:: GIVEN INSTRUCTION ::
From the listing below, return each line that includes "stabilitetsprogram".

:: RECORDS PROVIDED ::

----------

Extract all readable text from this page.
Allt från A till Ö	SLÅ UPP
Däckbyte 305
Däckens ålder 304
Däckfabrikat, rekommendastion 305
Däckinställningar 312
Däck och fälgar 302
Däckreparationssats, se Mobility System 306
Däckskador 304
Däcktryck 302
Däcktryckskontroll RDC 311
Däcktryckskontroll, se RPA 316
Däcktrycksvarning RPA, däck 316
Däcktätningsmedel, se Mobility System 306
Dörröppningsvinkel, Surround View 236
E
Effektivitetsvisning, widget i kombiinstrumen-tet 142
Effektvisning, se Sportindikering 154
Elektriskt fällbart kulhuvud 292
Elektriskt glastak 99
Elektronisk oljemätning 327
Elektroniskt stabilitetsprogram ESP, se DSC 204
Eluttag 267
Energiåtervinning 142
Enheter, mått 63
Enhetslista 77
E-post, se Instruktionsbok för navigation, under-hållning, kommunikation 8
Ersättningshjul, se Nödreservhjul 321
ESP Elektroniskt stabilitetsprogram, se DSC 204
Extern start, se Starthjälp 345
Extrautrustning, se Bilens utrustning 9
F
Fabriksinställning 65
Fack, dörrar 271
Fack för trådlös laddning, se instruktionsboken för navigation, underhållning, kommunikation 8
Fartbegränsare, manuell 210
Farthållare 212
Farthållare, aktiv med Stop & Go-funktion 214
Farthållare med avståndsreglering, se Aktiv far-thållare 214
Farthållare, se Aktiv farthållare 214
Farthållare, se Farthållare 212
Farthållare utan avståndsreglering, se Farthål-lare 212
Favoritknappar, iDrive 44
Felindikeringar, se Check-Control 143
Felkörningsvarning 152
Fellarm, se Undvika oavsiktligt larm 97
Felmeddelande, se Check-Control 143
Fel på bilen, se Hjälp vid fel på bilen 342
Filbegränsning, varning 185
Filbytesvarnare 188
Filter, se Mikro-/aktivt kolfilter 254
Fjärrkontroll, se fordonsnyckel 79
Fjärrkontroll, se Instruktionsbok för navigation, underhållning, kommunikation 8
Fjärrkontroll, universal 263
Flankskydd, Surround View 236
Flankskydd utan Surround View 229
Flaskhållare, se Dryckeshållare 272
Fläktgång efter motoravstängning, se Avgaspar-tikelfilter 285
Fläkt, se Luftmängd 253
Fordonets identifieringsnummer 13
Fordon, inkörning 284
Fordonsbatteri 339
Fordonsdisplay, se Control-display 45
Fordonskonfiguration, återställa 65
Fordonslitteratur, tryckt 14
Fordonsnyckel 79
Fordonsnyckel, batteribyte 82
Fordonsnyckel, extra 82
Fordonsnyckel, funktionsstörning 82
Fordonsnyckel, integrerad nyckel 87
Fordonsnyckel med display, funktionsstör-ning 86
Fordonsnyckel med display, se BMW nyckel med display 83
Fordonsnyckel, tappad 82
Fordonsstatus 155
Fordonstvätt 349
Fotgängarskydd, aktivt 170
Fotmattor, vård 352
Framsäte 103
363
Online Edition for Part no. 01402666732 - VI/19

----------

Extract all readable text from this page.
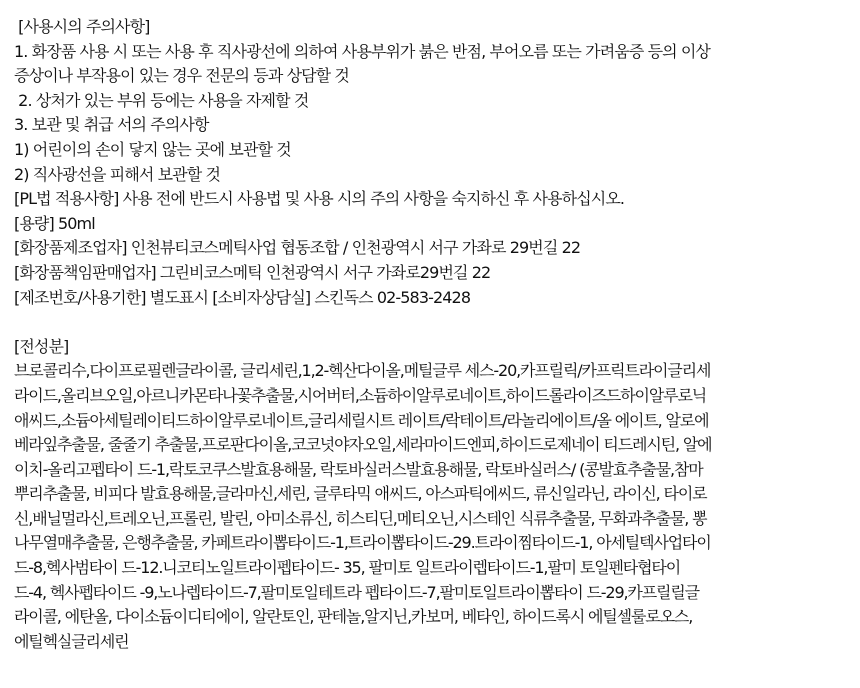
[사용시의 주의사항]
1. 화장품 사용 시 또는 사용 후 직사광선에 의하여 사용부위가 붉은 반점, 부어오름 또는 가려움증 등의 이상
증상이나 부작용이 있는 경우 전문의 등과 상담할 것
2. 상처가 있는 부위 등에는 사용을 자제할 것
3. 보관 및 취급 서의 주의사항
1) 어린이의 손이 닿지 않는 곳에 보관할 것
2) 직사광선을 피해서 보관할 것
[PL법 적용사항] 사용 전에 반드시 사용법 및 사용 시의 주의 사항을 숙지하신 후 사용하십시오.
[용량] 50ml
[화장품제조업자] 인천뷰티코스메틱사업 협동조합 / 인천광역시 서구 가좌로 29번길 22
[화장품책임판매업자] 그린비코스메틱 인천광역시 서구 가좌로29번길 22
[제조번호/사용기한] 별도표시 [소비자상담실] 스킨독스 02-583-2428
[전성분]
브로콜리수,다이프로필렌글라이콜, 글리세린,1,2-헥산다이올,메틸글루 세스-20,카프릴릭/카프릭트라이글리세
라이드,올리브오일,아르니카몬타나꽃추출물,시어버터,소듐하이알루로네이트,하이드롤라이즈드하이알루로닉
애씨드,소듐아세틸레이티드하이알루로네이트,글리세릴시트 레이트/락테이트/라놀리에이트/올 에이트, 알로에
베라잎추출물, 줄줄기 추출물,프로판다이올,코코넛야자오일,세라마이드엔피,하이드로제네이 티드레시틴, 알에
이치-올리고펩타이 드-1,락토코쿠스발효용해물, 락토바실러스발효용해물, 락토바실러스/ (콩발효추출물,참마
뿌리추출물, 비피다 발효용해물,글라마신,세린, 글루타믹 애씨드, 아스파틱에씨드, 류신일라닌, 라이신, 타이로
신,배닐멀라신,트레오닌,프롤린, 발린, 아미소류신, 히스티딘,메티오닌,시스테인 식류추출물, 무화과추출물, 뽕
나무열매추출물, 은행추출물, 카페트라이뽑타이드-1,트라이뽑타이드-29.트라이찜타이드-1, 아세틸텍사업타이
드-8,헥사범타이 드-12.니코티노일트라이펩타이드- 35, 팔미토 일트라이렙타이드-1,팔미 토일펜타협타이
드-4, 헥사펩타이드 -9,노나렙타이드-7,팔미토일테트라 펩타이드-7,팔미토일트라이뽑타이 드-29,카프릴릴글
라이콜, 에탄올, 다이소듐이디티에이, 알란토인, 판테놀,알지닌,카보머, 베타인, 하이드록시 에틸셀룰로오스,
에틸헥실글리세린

----------

:: FINISHED TASK ::
Elektroniskt stabilitetsprogram ESP, se DSC 204
ESP Elektroniskt stabilitetsprogram, se DSC 204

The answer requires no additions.